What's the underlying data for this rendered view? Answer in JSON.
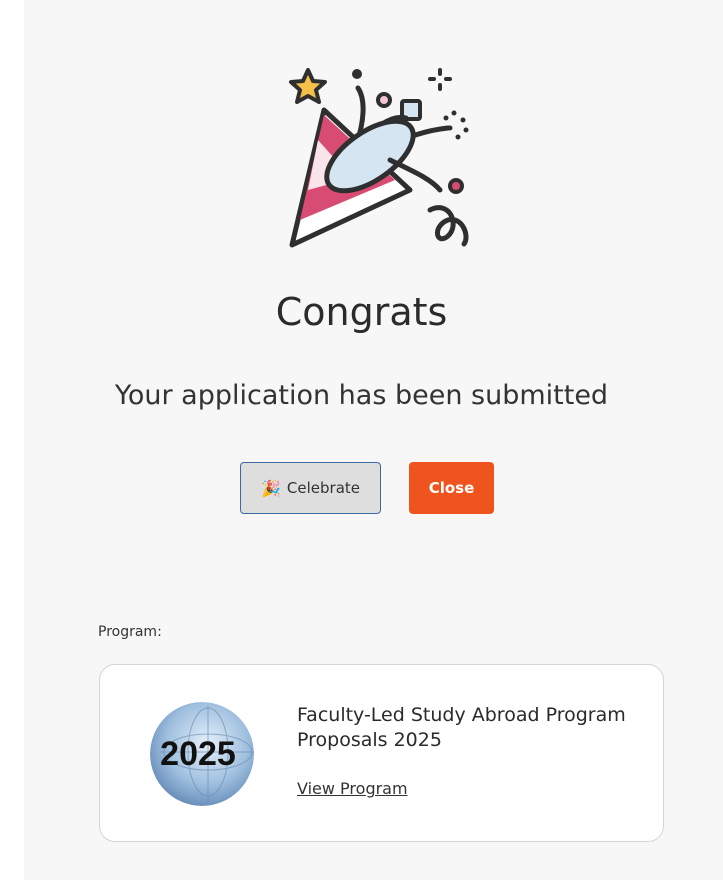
{
  "confirmation": {
    "title": "Congrats",
    "message": "Your application has been submitted"
  },
  "actions": {
    "celebrate_label": "Celebrate",
    "celebrate_icon": "party-popper-icon",
    "close_label": "Close"
  },
  "program": {
    "label": "Program:",
    "name": "Faculty-Led Study Abroad Program Proposals 2025",
    "link_text": "View Program",
    "logo_text": "2025"
  },
  "colors": {
    "accent": "#f0541e",
    "celebrate_border": "#3a6aa6",
    "popper_pink": "#d84b72",
    "popper_blue": "#d5e5f2",
    "star_yellow": "#f5c04a"
  }
}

---------------

INSTRUCTIONS TO FOLLOW: Without the pictures, print the records in full, exactly as they appear.

RESULT OF THE EXERCISE:
What's the underlying data for this rendered view? Answer in JSON.
{
  "confirmation": {
    "title": "Congrats",
    "message": "Your application has been submitted"
  },
  "actions": {
    "celebrate_label": "Celebrate",
    "celebrate_icon": "party-popper-icon",
    "close_label": "Close"
  },
  "program": {
    "label": "Program:",
    "name": "Faculty-Led Study Abroad Program Proposals 2025",
    "link_text": "View Program",
    "logo_text": "2025"
  },
  "colors": {
    "accent": "#f0541e",
    "celebrate_border": "#3a6aa6",
    "popper_pink": "#d84b72",
    "popper_blue": "#d5e5f2",
    "star_yellow": "#f5c04a"
  }
}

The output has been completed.